Requirements -
Repeat the listing in full, preserving every character.

Data records -
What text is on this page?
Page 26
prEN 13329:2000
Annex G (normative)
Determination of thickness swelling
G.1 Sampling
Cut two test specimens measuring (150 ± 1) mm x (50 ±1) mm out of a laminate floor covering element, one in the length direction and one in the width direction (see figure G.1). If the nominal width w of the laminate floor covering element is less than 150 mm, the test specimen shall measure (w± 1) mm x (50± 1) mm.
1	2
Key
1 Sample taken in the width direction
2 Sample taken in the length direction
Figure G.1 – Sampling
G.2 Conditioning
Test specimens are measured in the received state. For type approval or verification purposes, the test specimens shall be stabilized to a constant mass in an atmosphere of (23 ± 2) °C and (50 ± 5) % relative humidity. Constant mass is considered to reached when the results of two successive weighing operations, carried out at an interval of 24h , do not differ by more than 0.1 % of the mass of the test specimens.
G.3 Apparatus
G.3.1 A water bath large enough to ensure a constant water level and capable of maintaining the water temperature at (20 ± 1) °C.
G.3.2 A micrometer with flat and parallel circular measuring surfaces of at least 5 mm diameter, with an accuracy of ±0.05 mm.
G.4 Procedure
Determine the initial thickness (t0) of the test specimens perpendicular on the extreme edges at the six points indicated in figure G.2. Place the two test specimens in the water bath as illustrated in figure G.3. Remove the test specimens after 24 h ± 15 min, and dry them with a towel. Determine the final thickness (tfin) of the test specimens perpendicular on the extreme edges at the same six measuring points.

Answer -
What text is on this page?
Page 26
prEN 13329:2000
Annex G (normative)
Determination of thickness swelling
G.1 Sampling
Cut two test specimens measuring (150 ± 1) mm x (50 ±1) mm out of a laminate floor covering element, one in the length direction and one in the width direction (see figure G.1). If the nominal width w of the laminate floor covering element is less than 150 mm, the test specimen shall measure (w± 1) mm x (50± 1) mm.
1	2
Key
1 Sample taken in the width direction
2 Sample taken in the length direction
Figure G.1 – Sampling
G.2 Conditioning
Test specimens are measured in the received state. For type approval or verification purposes, the test specimens shall be stabilized to a constant mass in an atmosphere of (23 ± 2) °C and (50 ± 5) % relative humidity. Constant mass is considered to reached when the results of two successive weighing operations, carried out at an interval of 24h , do not differ by more than 0.1 % of the mass of the test specimens.
G.3 Apparatus
G.3.1 A water bath large enough to ensure a constant water level and capable of maintaining the water temperature at (20 ± 1) °C.
G.3.2 A micrometer with flat and parallel circular measuring surfaces of at least 5 mm diameter, with an accuracy of ±0.05 mm.
G.4 Procedure
Determine the initial thickness (t0) of the test specimens perpendicular on the extreme edges at the six points indicated in figure G.2. Place the two test specimens in the water bath as illustrated in figure G.3. Remove the test specimens after 24 h ± 15 min, and dry them with a towel. Determine the final thickness (tfin) of the test specimens perpendicular on the extreme edges at the same six measuring points.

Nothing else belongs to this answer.